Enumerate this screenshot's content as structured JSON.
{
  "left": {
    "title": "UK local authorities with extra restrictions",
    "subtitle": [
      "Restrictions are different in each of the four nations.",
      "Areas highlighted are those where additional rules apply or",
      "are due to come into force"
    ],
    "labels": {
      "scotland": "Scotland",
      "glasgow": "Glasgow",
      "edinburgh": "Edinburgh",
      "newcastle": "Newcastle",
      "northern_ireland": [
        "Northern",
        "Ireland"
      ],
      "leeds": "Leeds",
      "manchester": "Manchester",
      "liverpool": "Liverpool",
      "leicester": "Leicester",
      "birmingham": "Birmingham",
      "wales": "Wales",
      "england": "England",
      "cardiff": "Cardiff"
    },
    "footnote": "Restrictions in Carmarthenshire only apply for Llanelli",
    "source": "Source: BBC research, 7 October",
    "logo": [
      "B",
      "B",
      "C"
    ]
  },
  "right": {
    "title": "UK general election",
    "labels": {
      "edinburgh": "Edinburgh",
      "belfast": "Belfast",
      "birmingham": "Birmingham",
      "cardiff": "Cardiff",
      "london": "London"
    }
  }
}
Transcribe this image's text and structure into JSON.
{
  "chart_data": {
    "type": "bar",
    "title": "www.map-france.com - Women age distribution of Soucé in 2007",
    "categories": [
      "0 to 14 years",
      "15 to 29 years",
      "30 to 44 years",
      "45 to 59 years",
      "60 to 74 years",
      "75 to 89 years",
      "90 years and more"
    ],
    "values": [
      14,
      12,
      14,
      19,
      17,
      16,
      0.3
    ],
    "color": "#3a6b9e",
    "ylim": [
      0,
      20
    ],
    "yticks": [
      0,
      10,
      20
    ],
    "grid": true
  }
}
————
Reproduce nothing but the lines from the line containing "Transcribe this image's" to the last line of the data, each exactly as written.

— EXERCISE SOLUTION —
Transcribe this image's text and structure into JSON.
{
  "chart_data": {
    "type": "bar",
    "title": "www.map-france.com - Women age distribution of Soucé in 2007",
    "categories": [
      "0 to 14 years",
      "15 to 29 years",
      "30 to 44 years",
      "45 to 59 years",
      "60 to 74 years",
      "75 to 89 years",
      "90 years and more"
    ],
    "values": [
      14,
      12,
      14,
      19,
      17,
      16,
      0.3
    ],
    "color": "#3a6b9e",
    "ylim": [
      0,
      20
    ],
    "yticks": [
      0,
      10,
      20
    ],
    "grid": true
  }
}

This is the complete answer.